Short task → Extract, verbatim, all lines starting at the one containing "Extract the structured" and ending with the final line of the listing, and no others.

----- Given entries

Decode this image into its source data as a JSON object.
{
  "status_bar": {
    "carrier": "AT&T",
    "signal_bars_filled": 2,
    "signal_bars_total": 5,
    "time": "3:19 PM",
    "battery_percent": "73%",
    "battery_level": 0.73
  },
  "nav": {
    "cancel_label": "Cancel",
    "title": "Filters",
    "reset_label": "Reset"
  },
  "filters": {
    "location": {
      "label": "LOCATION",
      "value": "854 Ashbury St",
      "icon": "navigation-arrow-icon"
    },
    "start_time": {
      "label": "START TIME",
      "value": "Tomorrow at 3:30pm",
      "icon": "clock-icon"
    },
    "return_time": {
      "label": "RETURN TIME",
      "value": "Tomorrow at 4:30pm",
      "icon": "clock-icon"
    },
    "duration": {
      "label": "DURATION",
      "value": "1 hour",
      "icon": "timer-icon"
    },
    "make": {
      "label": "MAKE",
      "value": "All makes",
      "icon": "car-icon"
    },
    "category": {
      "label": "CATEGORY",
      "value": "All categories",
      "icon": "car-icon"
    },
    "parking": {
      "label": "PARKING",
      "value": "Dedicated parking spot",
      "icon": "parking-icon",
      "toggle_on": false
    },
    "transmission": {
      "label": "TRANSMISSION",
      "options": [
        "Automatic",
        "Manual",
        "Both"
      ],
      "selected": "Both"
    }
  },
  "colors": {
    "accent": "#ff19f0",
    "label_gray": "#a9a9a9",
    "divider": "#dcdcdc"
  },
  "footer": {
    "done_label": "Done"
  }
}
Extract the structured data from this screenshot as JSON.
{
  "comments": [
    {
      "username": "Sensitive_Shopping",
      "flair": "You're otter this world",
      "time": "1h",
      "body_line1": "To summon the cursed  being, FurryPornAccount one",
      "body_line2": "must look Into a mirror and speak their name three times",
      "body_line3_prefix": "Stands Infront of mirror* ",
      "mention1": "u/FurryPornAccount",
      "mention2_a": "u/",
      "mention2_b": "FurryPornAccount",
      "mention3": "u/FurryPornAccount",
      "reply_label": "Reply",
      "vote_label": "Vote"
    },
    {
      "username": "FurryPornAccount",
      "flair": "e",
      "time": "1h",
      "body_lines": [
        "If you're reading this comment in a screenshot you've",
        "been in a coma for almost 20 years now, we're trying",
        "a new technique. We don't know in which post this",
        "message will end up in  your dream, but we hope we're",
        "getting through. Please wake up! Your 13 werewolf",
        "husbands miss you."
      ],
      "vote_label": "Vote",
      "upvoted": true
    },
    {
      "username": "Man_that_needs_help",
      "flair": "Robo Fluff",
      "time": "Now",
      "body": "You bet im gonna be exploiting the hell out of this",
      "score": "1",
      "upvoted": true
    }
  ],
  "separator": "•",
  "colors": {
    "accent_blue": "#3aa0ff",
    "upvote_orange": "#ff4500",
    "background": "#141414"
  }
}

----------

Output of the task →
Extract the structured data from this screenshot as JSON.
{
  "comments": [
    {
      "username": "Sensitive_Shopping",
      "flair": "You're otter this world",
      "time": "1h",
      "body_line1": "To summon the cursed  being, FurryPornAccount one",
      "body_line2": "must look Into a mirror and speak their name three times",
      "body_line3_prefix": "Stands Infront of mirror* ",
      "mention1": "u/FurryPornAccount",
      "mention2_a": "u/",
      "mention2_b": "FurryPornAccount",
      "mention3": "u/FurryPornAccount",
      "reply_label": "Reply",
      "vote_label": "Vote"
    },
    {
      "username": "FurryPornAccount",
      "flair": "e",
      "time": "1h",
      "body_lines": [
        "If you're reading this comment in a screenshot you've",
        "been in a coma for almost 20 years now, we're trying",
        "a new technique. We don't know in which post this",
        "message will end up in  your dream, but we hope we're",
        "getting through. Please wake up! Your 13 werewolf",
        "husbands miss you."
      ],
      "vote_label": "Vote",
      "upvoted": true
    },
    {
      "username": "Man_that_needs_help",
      "flair": "Robo Fluff",
      "time": "Now",
      "body": "You bet im gonna be exploiting the hell out of this",
      "score": "1",
      "upvoted": true
    }
  ],
  "separator": "•",
  "colors": {
    "accent_blue": "#3aa0ff",
    "upvote_orange": "#ff4500",
    "background": "#141414"
  }
}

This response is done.